Task — Quote verbatim the lines in the records between the line holding "2100, 1587, 2123]" and the line holding "48, 1587, 64]", inclusive.

Provided data —

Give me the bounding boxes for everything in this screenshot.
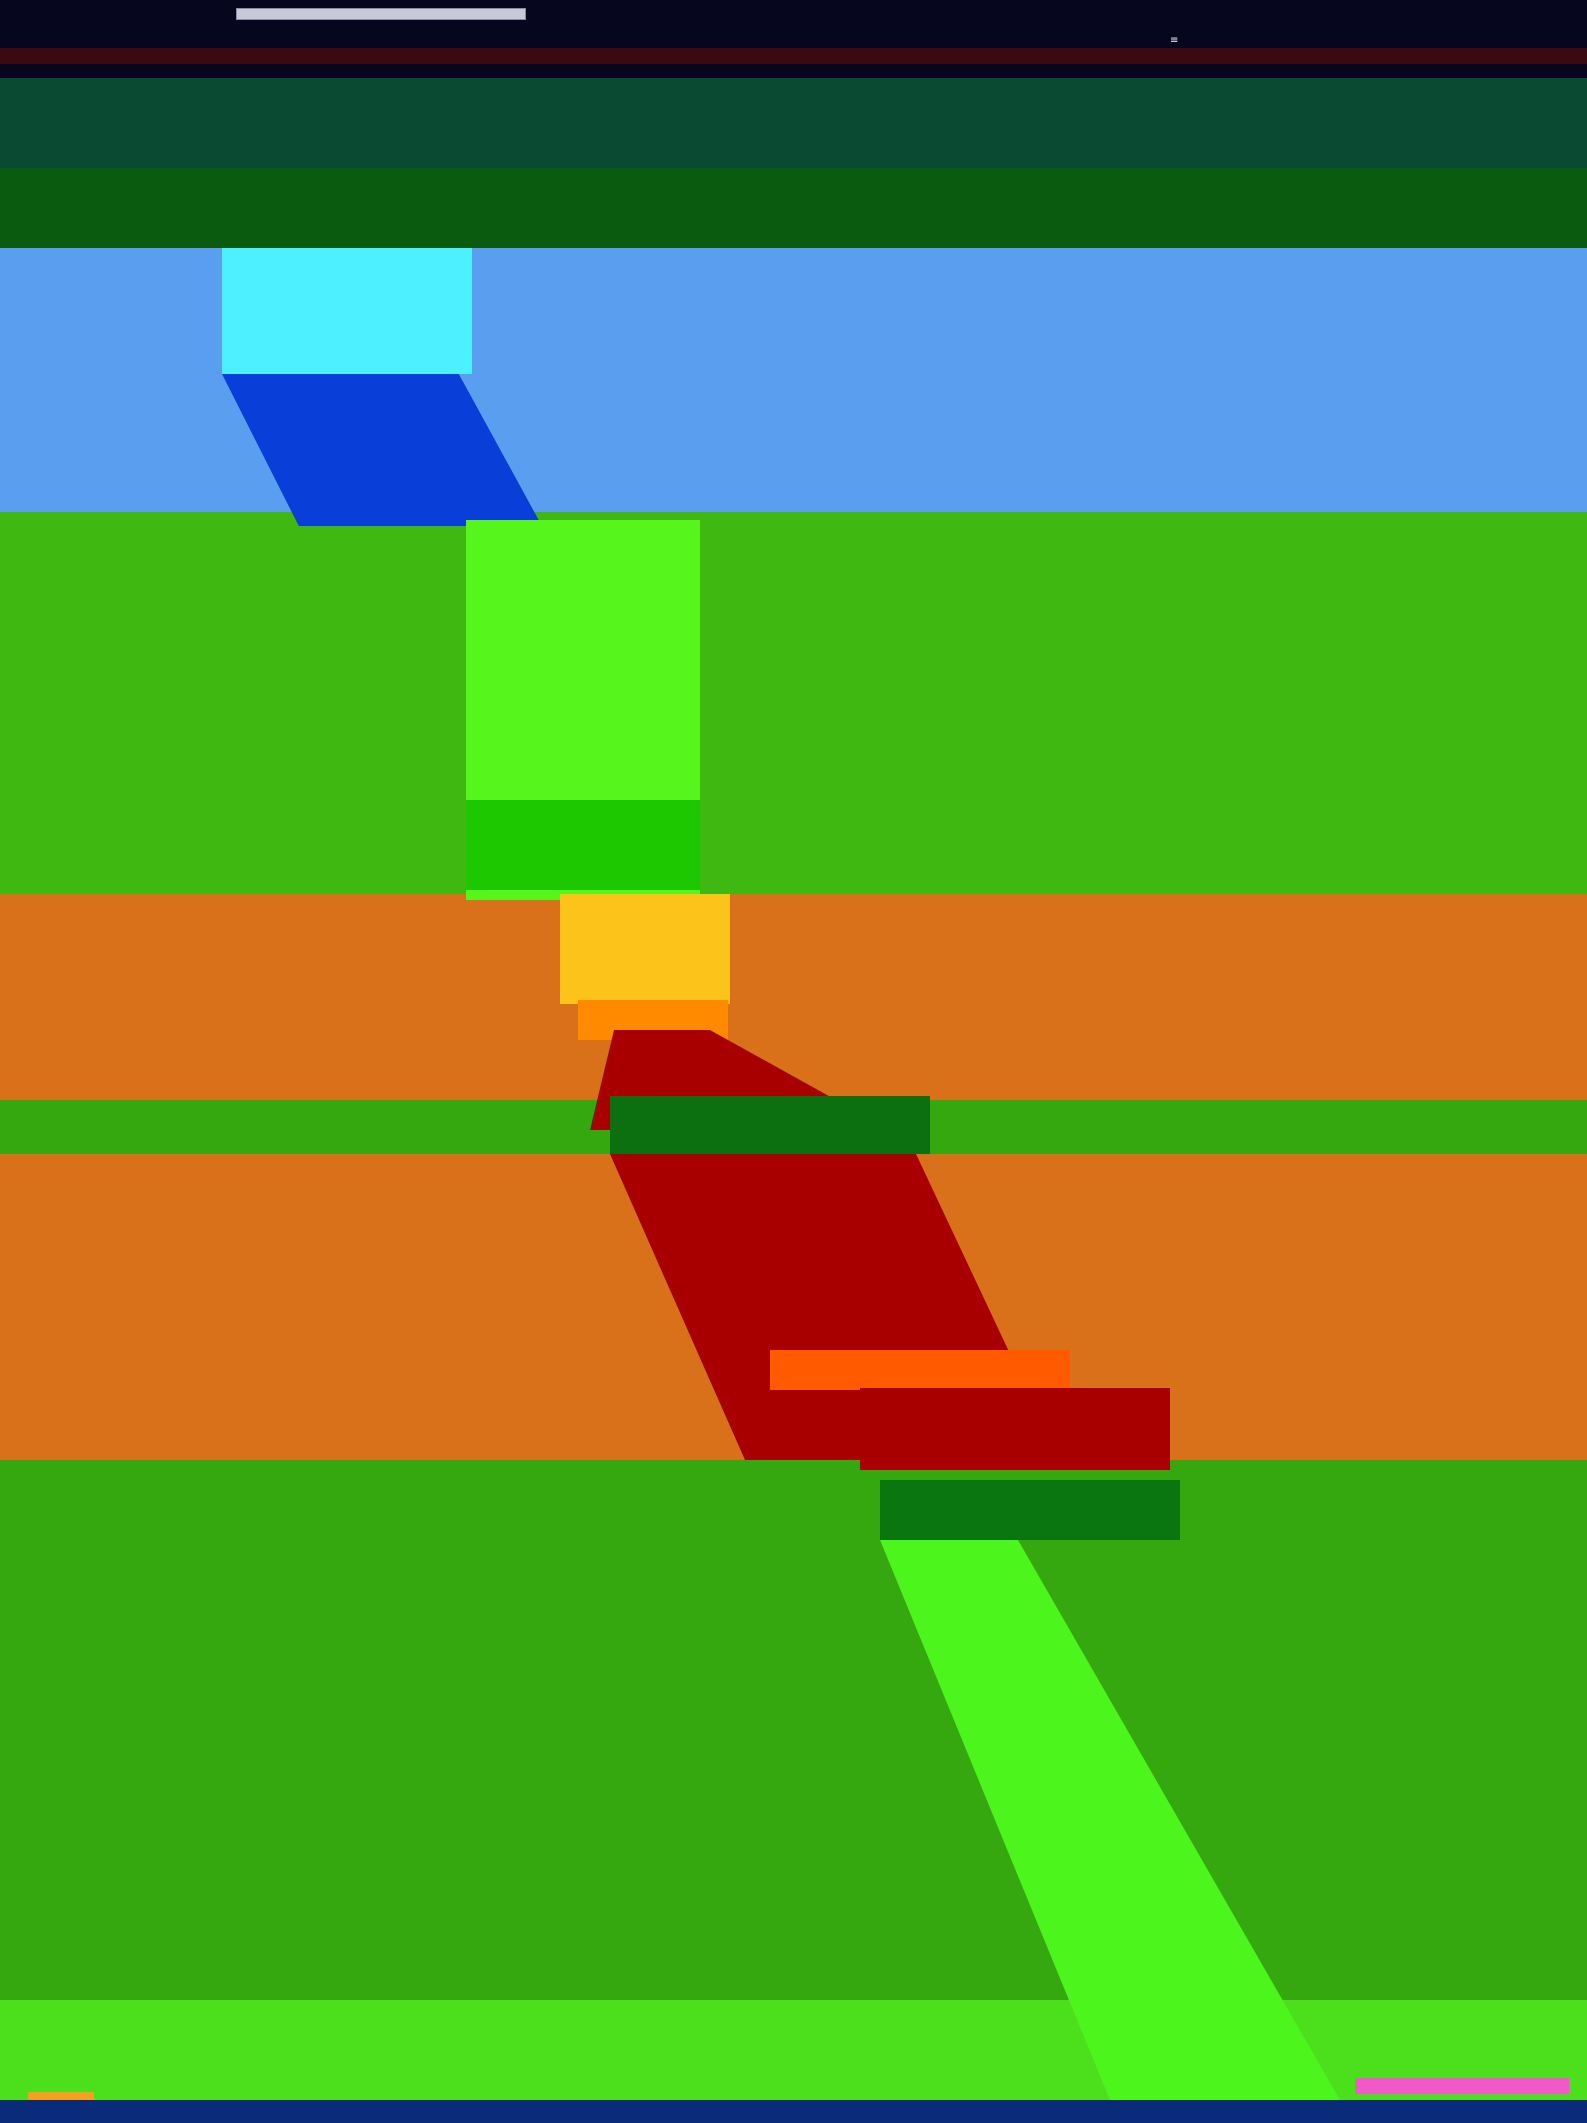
status-bar	[0, 2100, 1587, 2123]
corner-marker	[28, 2092, 94, 2102]
address-bar[interactable]	[236, 8, 526, 20]
dark-grass-crossing	[610, 1096, 930, 1154]
lower-grass-band	[0, 1460, 1587, 2000]
menu-icon[interactable]: ≡	[1170, 35, 1179, 46]
title-bar-separator	[0, 48, 1587, 64]
dark-grass-lower-crossing	[880, 1480, 1180, 1540]
upper-grass-band	[0, 512, 1587, 894]
grass-path-shadow	[466, 800, 700, 890]
red-path-segment-lower	[860, 1388, 1170, 1470]
yellow-path-segment	[560, 894, 730, 1004]
status-marker	[1355, 2078, 1569, 2094]
dark-treeline-band	[0, 168, 1587, 248]
title-bar: ≡	[0, 0, 1587, 84]
orange-path-band	[770, 1350, 1070, 1390]
sky-highlight	[222, 248, 472, 374]
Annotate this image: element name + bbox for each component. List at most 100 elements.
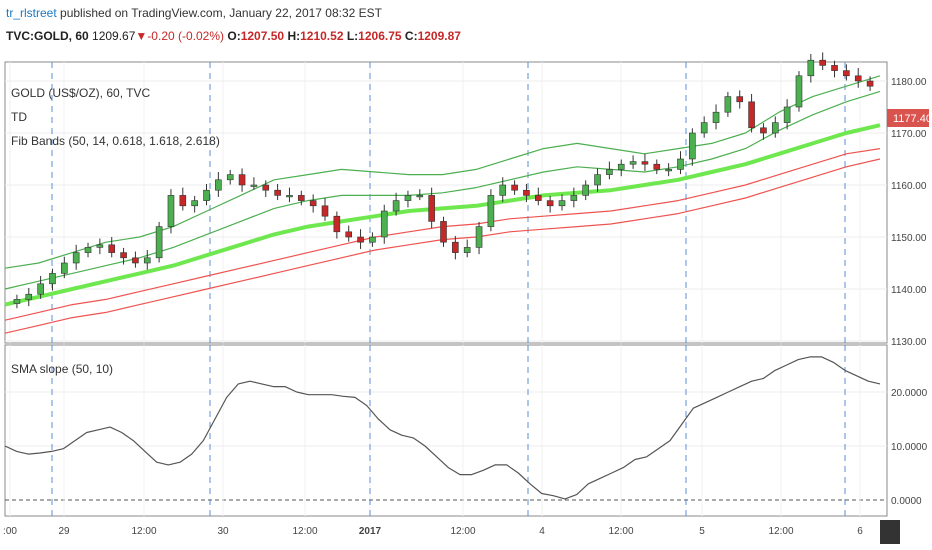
high-label: H:	[287, 29, 301, 43]
indicator-td-label: TD	[11, 110, 27, 124]
candle-body	[641, 161, 649, 165]
candle-body	[831, 65, 838, 71]
y-tick-label: 1180.00	[891, 77, 927, 88]
open-value: 1207.50	[240, 29, 285, 43]
candle-body	[380, 210, 388, 238]
candle-body	[748, 101, 755, 129]
quote-line: TVC:GOLD, 60 1209.67▼-0.20 (-0.02%) O:12…	[6, 29, 461, 43]
candle-body	[13, 299, 21, 304]
candle-body	[854, 75, 862, 82]
x-tick-label: 6	[857, 526, 863, 537]
axis-corner	[880, 520, 900, 544]
candle-body	[712, 111, 720, 123]
y-tick-label: 1150.00	[891, 233, 927, 244]
candle-body	[452, 241, 459, 253]
y-tick-label: 1130.00	[891, 337, 927, 348]
candle-body	[143, 257, 151, 264]
x-tick-label: 12:00	[608, 526, 633, 537]
candle-body	[819, 59, 826, 66]
candle-body	[250, 184, 258, 187]
publish-line: tr_rlstreet published on TradingView.com…	[6, 6, 382, 20]
band-fib-midline	[4, 123, 881, 307]
x-tick-label: 30	[217, 526, 229, 537]
x-tick-label: 12:00	[450, 526, 475, 537]
candle-body	[226, 174, 234, 181]
x-tick-label: 29	[58, 526, 70, 537]
low-label: L:	[346, 29, 359, 43]
y-axis[interactable]: 1180.00 1170.00 1160.00 1150.00 1140.00 1130.…	[891, 77, 928, 507]
sma-slope-line	[4, 356, 881, 500]
candle-body	[369, 236, 376, 243]
x-tick-label: 2017	[359, 526, 382, 537]
candle-body	[629, 161, 637, 165]
candle-body	[262, 184, 270, 191]
last-price-tag-value: 1177.40	[893, 113, 932, 125]
x-tick-label: 12:00	[768, 526, 793, 537]
session-breaks	[51, 62, 846, 516]
candle-body	[404, 195, 412, 201]
candle-body	[61, 262, 68, 274]
band-fib-band-upper-2	[4, 75, 881, 269]
price-change: -0.20 (-0.02%)	[147, 29, 225, 43]
candle-body	[357, 236, 364, 243]
close-value: 1209.87	[417, 29, 461, 43]
candle-body	[689, 132, 696, 160]
candle-body	[274, 189, 281, 196]
band-fib-band-upper-1	[4, 90, 881, 290]
candle-body	[499, 184, 507, 196]
y-tick-label: 1140.00	[891, 285, 927, 296]
x-tick-label: 12:00	[131, 526, 156, 537]
candle-body	[606, 169, 613, 175]
candle-body	[203, 189, 210, 201]
candle-body	[807, 59, 815, 77]
candle-body	[463, 247, 471, 253]
author-link[interactable]: tr_rlstreet	[6, 6, 57, 20]
sma-slope-series	[4, 356, 881, 500]
candle-body	[771, 122, 779, 134]
y-tick-label: 1160.00	[891, 181, 927, 192]
candle-body	[653, 163, 661, 170]
candles[interactable]	[13, 52, 874, 309]
candle-body	[179, 195, 187, 207]
main-pane-border	[4, 61, 888, 344]
candle-body	[760, 127, 767, 134]
candle-body	[120, 252, 127, 259]
x-tick-label: :00	[3, 526, 17, 537]
candle-body	[843, 70, 850, 77]
y-tick-label: 10.0000	[891, 442, 928, 453]
candle-body	[49, 273, 56, 285]
high-value: 1210.52	[300, 29, 344, 43]
x-tick-label: 12:00	[292, 526, 317, 537]
candle-body	[866, 80, 874, 87]
lower-pane-title: SMA slope (50, 10)	[11, 362, 113, 376]
candle-body	[167, 195, 175, 227]
candle-body	[665, 169, 672, 172]
candle-body	[428, 195, 435, 222]
candle-body	[96, 244, 104, 248]
candle-body	[321, 205, 329, 217]
x-axis[interactable]: :00 29 12:00 30 12:00 2017 12:00 4 12:00 5 12:00 6	[3, 526, 863, 537]
main-pane-title: GOLD (US$/OZ), 60, TVC	[11, 86, 150, 100]
symbol-label: TVC:GOLD, 60	[6, 29, 89, 43]
candle-body	[286, 195, 293, 198]
x-tick-label: 4	[539, 526, 545, 537]
candle-body	[191, 200, 198, 207]
last-price-tag	[887, 109, 929, 127]
candle-body	[523, 189, 530, 196]
candle-body	[108, 244, 116, 253]
candle-body	[72, 252, 80, 264]
lower-pane-border	[4, 344, 888, 517]
publish-info: published on TradingView.com, January 22…	[56, 6, 383, 20]
close-label: C:	[404, 29, 418, 43]
candle-body	[309, 200, 317, 207]
y-tick-label: 1170.00	[891, 129, 927, 140]
candle-body	[546, 200, 554, 207]
candle-body	[511, 184, 518, 191]
candle-body	[783, 106, 791, 123]
candle-body	[84, 247, 92, 253]
candle-body	[700, 122, 708, 134]
candle-body	[37, 283, 44, 295]
candle-body	[534, 195, 542, 201]
candle-body	[475, 226, 483, 248]
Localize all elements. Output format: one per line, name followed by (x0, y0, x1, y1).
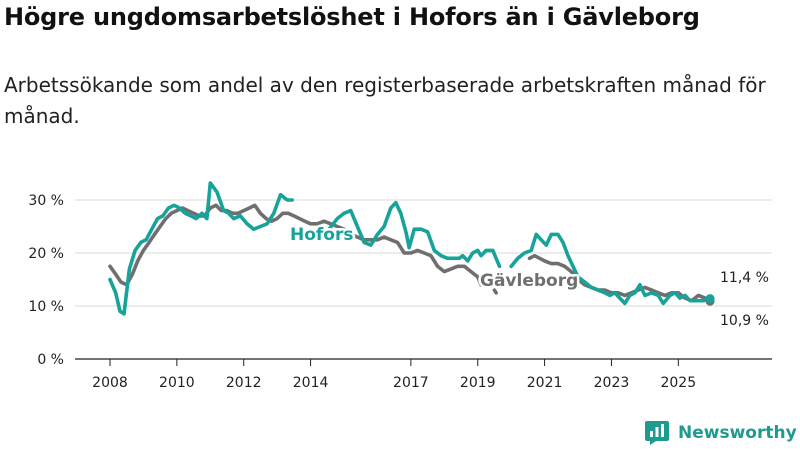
y-tick-label: 20 % (28, 246, 64, 262)
x-tick-label: 2014 (293, 375, 329, 391)
series-line-hofors (509, 232, 712, 306)
chart-title: Högre ungdomsarbetslöshet i Hofors än i … (4, 3, 700, 31)
series-line-gavleborg (527, 253, 712, 303)
x-tick-label: 2012 (226, 375, 262, 391)
series-line-hofors (108, 181, 294, 316)
y-tick-label: 0 % (37, 352, 64, 368)
x-tick-label: 2019 (460, 375, 496, 391)
x-tick-label: 2017 (393, 375, 429, 391)
end-value-label-hofors: 11,4 % (720, 270, 769, 286)
chart-subtitle: Arbetssökande som andel av den registerb… (4, 73, 766, 128)
end-point-hofors (705, 294, 715, 304)
series-label-hofors: Hofors (290, 225, 353, 245)
end-value-label-gavleborg: 10,9 % (720, 313, 769, 329)
x-tick-label: 2021 (527, 375, 563, 391)
axes: 0 % 10 % 20 % 30 % 2008 2010 2012 2014 2017 2019 2… (28, 193, 772, 391)
y-tick-label: 30 % (28, 193, 64, 209)
series-label-gavleborg: Gävleborg (480, 271, 578, 291)
series-line-hofors (327, 200, 502, 269)
series-line-gavleborg (108, 203, 483, 287)
x-tick-label: 2008 (92, 375, 128, 391)
brand-name: Newsworthy (678, 423, 797, 443)
newsworthy-logo-icon (645, 421, 669, 445)
x-tick-label: 2023 (594, 375, 630, 391)
series-lines (108, 181, 715, 316)
brand-logo: Newsworthy (644, 420, 797, 446)
series-line-gavleborg (492, 288, 498, 295)
y-tick-label: 10 % (28, 299, 64, 315)
x-tick-label: 2025 (660, 375, 696, 391)
x-tick-label: 2010 (159, 375, 195, 391)
chart-labels: Hofors Gävleborg 11,4 % 10,9 % (288, 223, 769, 330)
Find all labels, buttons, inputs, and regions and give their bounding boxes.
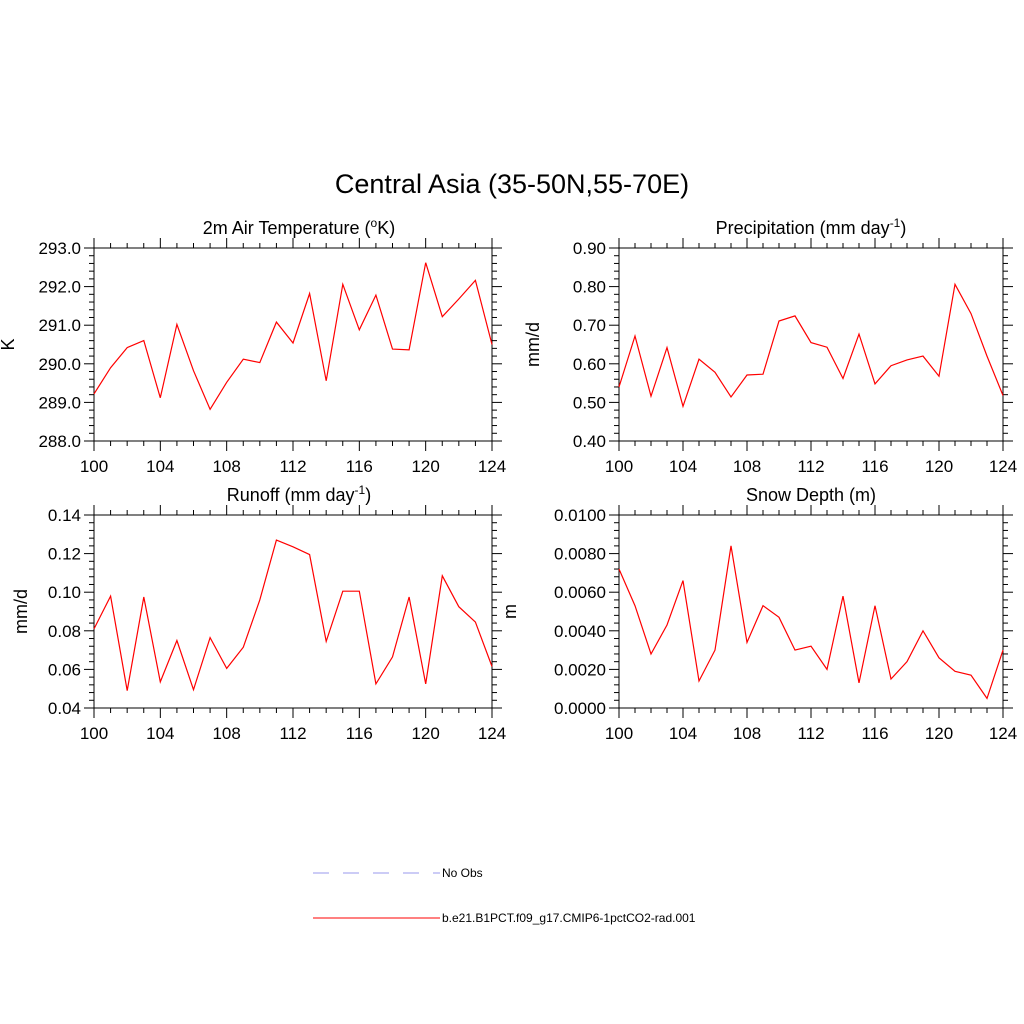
x-tick-label: 120 — [411, 457, 439, 476]
y-tick-label: 292.0 — [38, 278, 81, 297]
y-tick-label: 0.90 — [573, 239, 606, 258]
panel-title: 2m Air Temperature (oK) — [203, 216, 395, 238]
y-tick-label: 0.10 — [48, 583, 81, 602]
panel-title: Precipitation (mm day-1) — [716, 216, 907, 238]
x-tick-label: 124 — [989, 457, 1017, 476]
y-tick-label: 0.0020 — [554, 660, 606, 679]
panel-title-text: 2m Air Temperature ( — [203, 218, 371, 238]
y-tick-label: 289.0 — [38, 393, 81, 412]
legend-label-no-obs: No Obs — [442, 866, 483, 880]
legend: No Obs b.e21.B1PCT.f09_g17.CMIP6-1pctCO2… — [313, 866, 696, 925]
x-tick-label: 124 — [989, 724, 1017, 743]
plot-frame — [93, 247, 493, 442]
x-tick-label: 124 — [478, 724, 506, 743]
x-tick-label: 100 — [80, 457, 108, 476]
panel-title-text: Snow Depth (m) — [746, 485, 876, 505]
x-tick-label: 100 — [80, 724, 108, 743]
panel-title-superscript: o — [371, 216, 378, 230]
y-tick-label: 0.12 — [48, 545, 81, 564]
x-tick-label: 100 — [605, 724, 633, 743]
figure-title: Central Asia (35-50N,55-70E) — [335, 169, 689, 199]
x-tick-label: 100 — [605, 457, 633, 476]
x-tick-label: 116 — [861, 457, 888, 476]
series-line — [618, 282, 1004, 409]
x-tick-label: 108 — [212, 457, 240, 476]
y-tick-label: 291.0 — [38, 316, 81, 335]
y-tick-label: 288.0 — [38, 432, 81, 451]
y-tick-label: 0.0060 — [554, 583, 606, 602]
series-line — [93, 539, 493, 692]
x-tick-label: 112 — [797, 457, 824, 476]
legend-entry-model: b.e21.B1PCT.f09_g17.CMIP6-1pctCO2-rad.00… — [313, 911, 696, 925]
x-tick-label: 108 — [212, 724, 240, 743]
x-tick-label: 104 — [669, 724, 697, 743]
legend-entry-no-obs: No Obs — [313, 866, 483, 880]
legend-label-model: b.e21.B1PCT.f09_g17.CMIP6-1pctCO2-rad.00… — [442, 911, 696, 925]
y-axis-label: K — [0, 338, 18, 350]
x-tick-label: 120 — [925, 724, 953, 743]
y-tick-label: 293.0 — [38, 239, 81, 258]
y-axis-label: mm/d — [11, 589, 31, 634]
plot-frame — [93, 514, 493, 709]
x-tick-label: 124 — [478, 457, 506, 476]
y-tick-label: 0.0100 — [554, 506, 606, 525]
y-tick-label: 0.50 — [573, 393, 606, 412]
panel-title-tail: ) — [900, 218, 906, 238]
plot-frame — [618, 247, 1004, 442]
panel-title-text: Runoff (mm day — [227, 485, 355, 505]
panel-title-superscript: -1 — [355, 483, 366, 497]
panel-precipitation: Precipitation (mm day-1) mm/d 100 104 108 112… — [523, 216, 1017, 476]
y-tick-label: 290.0 — [38, 355, 81, 374]
plot-frame — [618, 514, 1004, 709]
y-tick-label: 0.60 — [573, 355, 606, 374]
y-tick-label: 0.06 — [48, 660, 81, 679]
series-line — [93, 262, 493, 411]
panel-air-temperature: 2m Air Temperature (oK) K 100 104 108 112 116 1… — [0, 216, 506, 476]
x-tick-label: 116 — [346, 457, 373, 476]
x-tick-label: 108 — [733, 457, 761, 476]
y-tick-label: 0.0080 — [554, 545, 606, 564]
panel-runoff: Runoff (mm day-1) mm/d 100 104 108 112 116 120 1… — [11, 483, 506, 743]
x-tick-label: 116 — [346, 724, 373, 743]
y-tick-label: 0.40 — [573, 432, 606, 451]
x-tick-label: 104 — [146, 724, 174, 743]
x-tick-label: 104 — [146, 457, 174, 476]
y-tick-label: 0.80 — [573, 278, 606, 297]
y-tick-label: 0.08 — [48, 622, 81, 641]
panel-title-tail: K) — [377, 218, 395, 238]
y-tick-label: 0.70 — [573, 316, 606, 335]
y-tick-label: 0.0000 — [554, 699, 606, 718]
panel-title-superscript: -1 — [890, 216, 901, 230]
y-axis-label: m — [500, 604, 520, 619]
x-tick-label: 112 — [797, 724, 824, 743]
panel-snow-depth: Snow Depth (m) m 100 104 108 112 116 120 124 0.00… — [500, 485, 1017, 743]
series-line — [618, 545, 1004, 700]
y-tick-label: 0.14 — [48, 506, 81, 525]
panel-title-text: Precipitation (mm day — [716, 218, 890, 238]
panel-title: Snow Depth (m) — [746, 485, 876, 505]
y-tick-label: 0.04 — [48, 699, 81, 718]
x-tick-label: 112 — [279, 457, 306, 476]
y-axis-label: mm/d — [523, 322, 543, 367]
panel-title: Runoff (mm day-1) — [227, 483, 371, 505]
x-tick-label: 108 — [733, 724, 761, 743]
x-tick-label: 116 — [861, 724, 888, 743]
x-tick-label: 120 — [411, 724, 439, 743]
x-tick-label: 104 — [669, 457, 697, 476]
x-tick-label: 120 — [925, 457, 953, 476]
y-tick-label: 0.0040 — [554, 622, 606, 641]
panel-title-tail: ) — [365, 485, 371, 505]
x-tick-label: 112 — [279, 724, 306, 743]
panels: 2m Air Temperature (oK) K 100 104 108 112 116 1… — [0, 216, 1017, 743]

Solution —
status-bar	[0, 2100, 1587, 2123]
corner-marker	[28, 2092, 94, 2102]
address-bar[interactable]	[236, 8, 526, 20]
dark-grass-crossing	[610, 1096, 930, 1154]
lower-grass-band	[0, 1460, 1587, 2000]
menu-icon[interactable]: ≡	[1170, 35, 1179, 46]
title-bar-separator	[0, 48, 1587, 64]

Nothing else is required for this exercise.